TO-DO LIST:
1. Rewrite the paragraph of the nested VMX discussion that begins "If enable_shadow_vmcs == false" as a short bulleted list that keeps its main facts.
2. Answer these questions about the nested VMX discussion:
(a) When enable_shadow_vmcs == true, which function must always write the fields that never go through handle_vmwrite?
(b) In the switch statement, what does the default case set to true?
(c) What three parameters does prepare_vmcs02_full take?
3. Extend the nested VMX discussion from the point where it stops.

EXTRACT:
If enable_shadow_vmcs == true, these fields never even go through
handle_vmwrite, so they have to be written always by prepare_vmcs02.
Other fields go through handle_vmwrite and set dirty_vmcs12.

If enable_shadow_vmcs == false, or if the fields do not exist in the
hardware VMCS (e.g. PML index on Haswell systems), writes go through
handle_vmwrite, but they still don't need to go through
prepare_vmcs02_full. So the switch statement recognizes these flags, so
that they don't set dirty_vmcs12.

Thanks,

Paolo
>
> Regards,
> Wanpeng Li
>
>> + /*
>> + * The fields that can be updated by L1 without a vmexit are
>> + * always updated in the vmcs02, the others go down the slow
>> + * path of prepare_vmcs02.
>> + */
>> + break;
>> + default:
>> + vmx->nested.dirty_vmcs12 = true;
>> + break;
>> + }
>> +
>> nested_vmx_succeed(vcpu);
>> return kvm_skip_emulated_instruction(vcpu);
>> }
>> @@ -7937,6 +7954,7 @@ static void set_current_vmptr(struct vcpu_vmx *vmx, gpa_t vmptr)
>> __pa(vmx->vmcs01.shadow_vmcs));
>> vmx->nested.sync_shadow_vmcs = true;
>> }
>> + vmx->nested.dirty_vmcs12 = true;
>> }
>>
>> /* Emulate the VMPTRLD instruction */
>> @@ -10569,6 +10587,11 @@ static int nested_vmx_load_cr3(struct kvm_vcpu *vcpu, unsigned long cr3, bool ne
>> return 0;
>> }
>>
>> +static void prepare_vmcs02_full(struct kvm_vcpu *vcpu, struct vmcs12 *vmcs12,
>> + bool from_vmentry)

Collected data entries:
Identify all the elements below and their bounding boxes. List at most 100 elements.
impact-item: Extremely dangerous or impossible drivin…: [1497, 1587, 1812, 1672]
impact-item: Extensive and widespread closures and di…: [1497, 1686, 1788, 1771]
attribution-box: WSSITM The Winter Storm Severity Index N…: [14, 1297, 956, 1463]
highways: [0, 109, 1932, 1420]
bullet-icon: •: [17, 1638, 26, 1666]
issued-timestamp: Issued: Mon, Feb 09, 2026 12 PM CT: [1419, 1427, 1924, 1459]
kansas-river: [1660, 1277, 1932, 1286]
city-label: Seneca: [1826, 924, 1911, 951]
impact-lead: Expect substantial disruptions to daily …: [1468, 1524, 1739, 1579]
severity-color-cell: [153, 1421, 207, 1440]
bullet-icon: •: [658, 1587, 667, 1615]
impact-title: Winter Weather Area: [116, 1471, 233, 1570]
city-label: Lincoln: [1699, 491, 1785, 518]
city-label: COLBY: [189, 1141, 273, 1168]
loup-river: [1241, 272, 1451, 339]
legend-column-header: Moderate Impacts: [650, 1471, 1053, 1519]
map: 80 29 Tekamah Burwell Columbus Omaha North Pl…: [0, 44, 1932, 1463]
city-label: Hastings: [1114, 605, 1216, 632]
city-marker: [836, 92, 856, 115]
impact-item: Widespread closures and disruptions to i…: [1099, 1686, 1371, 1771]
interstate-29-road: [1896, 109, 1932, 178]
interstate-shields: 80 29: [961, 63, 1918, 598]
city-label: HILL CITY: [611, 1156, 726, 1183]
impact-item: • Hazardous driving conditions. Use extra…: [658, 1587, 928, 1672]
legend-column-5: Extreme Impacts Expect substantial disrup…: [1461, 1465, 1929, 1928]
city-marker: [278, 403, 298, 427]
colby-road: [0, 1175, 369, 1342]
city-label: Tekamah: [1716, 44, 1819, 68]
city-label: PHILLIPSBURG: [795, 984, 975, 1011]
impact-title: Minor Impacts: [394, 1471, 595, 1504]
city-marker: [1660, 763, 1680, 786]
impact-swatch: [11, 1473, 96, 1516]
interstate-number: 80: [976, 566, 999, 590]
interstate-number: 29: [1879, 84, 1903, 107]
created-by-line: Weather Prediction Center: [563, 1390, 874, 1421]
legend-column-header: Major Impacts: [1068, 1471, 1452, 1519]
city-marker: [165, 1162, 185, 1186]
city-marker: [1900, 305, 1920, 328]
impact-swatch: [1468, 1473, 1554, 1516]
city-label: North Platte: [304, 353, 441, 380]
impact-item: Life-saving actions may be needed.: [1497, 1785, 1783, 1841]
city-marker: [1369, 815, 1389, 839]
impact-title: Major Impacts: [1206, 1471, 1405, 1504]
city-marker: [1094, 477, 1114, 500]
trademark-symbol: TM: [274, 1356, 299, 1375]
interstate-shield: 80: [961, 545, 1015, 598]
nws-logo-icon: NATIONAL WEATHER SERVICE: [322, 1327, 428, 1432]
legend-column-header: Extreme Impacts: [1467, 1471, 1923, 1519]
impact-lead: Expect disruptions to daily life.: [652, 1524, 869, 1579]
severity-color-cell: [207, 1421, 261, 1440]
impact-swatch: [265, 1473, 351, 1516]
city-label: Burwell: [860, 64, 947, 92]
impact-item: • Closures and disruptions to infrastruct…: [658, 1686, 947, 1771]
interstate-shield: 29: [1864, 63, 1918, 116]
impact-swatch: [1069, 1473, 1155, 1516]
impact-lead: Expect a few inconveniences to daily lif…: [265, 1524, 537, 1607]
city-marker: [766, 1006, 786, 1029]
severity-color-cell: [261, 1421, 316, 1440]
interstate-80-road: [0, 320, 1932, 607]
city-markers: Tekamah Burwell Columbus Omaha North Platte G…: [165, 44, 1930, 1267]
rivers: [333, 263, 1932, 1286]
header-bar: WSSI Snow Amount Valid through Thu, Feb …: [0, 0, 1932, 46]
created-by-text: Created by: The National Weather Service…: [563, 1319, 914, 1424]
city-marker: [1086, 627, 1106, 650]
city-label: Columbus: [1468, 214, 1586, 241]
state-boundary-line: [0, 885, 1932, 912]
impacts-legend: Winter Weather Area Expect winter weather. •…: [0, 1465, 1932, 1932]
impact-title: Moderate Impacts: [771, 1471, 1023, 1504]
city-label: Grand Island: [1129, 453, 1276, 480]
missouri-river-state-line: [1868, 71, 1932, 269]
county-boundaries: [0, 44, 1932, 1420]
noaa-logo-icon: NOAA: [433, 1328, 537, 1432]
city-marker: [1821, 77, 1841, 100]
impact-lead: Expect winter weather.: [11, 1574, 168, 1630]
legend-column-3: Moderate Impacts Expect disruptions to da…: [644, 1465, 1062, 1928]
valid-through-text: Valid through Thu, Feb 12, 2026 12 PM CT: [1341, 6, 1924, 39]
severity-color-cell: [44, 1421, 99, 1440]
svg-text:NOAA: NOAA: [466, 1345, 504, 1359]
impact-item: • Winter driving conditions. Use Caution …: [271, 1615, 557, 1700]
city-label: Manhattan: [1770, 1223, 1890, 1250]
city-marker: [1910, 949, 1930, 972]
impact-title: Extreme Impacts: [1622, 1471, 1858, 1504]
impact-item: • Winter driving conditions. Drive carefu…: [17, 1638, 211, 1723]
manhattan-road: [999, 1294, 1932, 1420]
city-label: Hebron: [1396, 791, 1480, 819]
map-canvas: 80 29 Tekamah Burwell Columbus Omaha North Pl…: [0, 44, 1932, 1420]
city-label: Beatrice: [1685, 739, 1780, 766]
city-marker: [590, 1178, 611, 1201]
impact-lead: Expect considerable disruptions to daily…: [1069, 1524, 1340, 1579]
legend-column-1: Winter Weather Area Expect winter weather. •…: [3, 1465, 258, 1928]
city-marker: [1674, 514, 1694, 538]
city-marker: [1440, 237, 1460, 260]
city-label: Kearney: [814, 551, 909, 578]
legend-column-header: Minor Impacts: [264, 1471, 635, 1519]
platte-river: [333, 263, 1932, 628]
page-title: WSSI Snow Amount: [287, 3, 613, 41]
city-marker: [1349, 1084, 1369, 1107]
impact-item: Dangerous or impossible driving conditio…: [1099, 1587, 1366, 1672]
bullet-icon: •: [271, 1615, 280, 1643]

ANSWERS GIVEN:
1.
- When enable_shadow_vmcs is false, or when the fields do not exist in the hardware VMCS (for example, the PML index on Haswell systems), writes go through handle_vmwrite.
- These writes still do not need to go through prepare_vmcs02_full.
- The switch statement recognizes them so that they do not set dirty_vmcs12.

2.
(a) prepare_vmcs02
(b) vmx->nested.dirty_vmcs12
(c) struct kvm_vcpu *vcpu, struct vmcs12 *vmcs12, and bool from_vmentry

3.
>> +{
>> +}
>> +
>> /*
>> * prepare_vmcs02 is called when the L1 guest hypervisor runs its nested
>> * L2 guest. L1 has a vmcs for L2 (vmcs12), and this function "merges" it
>> @@ -10864,7 +10887,6 @@ static int prepare_vmcs02(struct kvm_vcpu *vcpu, struct vmcs12 *vmcs12,
>> vmcs_write16(VIRTUAL_PROCESSOR_ID, vmx->vpid);
>> vmx_flush_tlb(vcpu, true);
>> }
>> -
>> }
>>
>> if (enable_pml) {
>> @@ -10913,6 +10935,11 @@ static int prepare_vmcs02(struct kvm_vcpu *vcpu, struct vmcs12 *vmcs12,
>> /* Note: modifies VM_ENTRY/EXIT_CONTROLS and GUEST/HOST_IA32_EFER */
>> vmx_set_efer(vcpu, vcpu->arch.efer);
>>
>> + if (vmx->nested.dirty_vmcs12) {
>> + prepare_vmcs02_full(vcpu, vmcs12, from_vmentry);
>> + vmx->nested.dirty_vmcs12 = false;
>> + }
>> +
>> /* Shadow page tables on either EPT or shadow page tables. */
>> if (nested_vmx_load_cr3(vcpu, vmcs12->guest_cr3, nested_cpu_has_ept(vmcs12),
>> entry_failure_code))
>> --
>> 1.8.3.1
>>
>>
>

2017-12-31 22:48:52

by Wanpeng Li

[permalink] [raw]
Subject: Re: [PATCH 2/4] KVM: nVMX: track dirty state of non-shadowed VMCS fields

2017-12-31 16:08 GMT+08:00 Paolo Bonzini <[email protected]>:
> On 25/12/2017 04:03, Wanpeng Li wrote:
>> 2017-12-21 20:43 GMT+08:00 Paolo Bonzini <[email protected]>:
>>> VMCS12 fields that are not handled through shadow VMCS are rarely
>>> written, and thus they are also almost constant in the vmcs02. We can
>>> thus optimize prepare_vmcs02 by skipping all the work for non-shadowed
>>> fields in the common case.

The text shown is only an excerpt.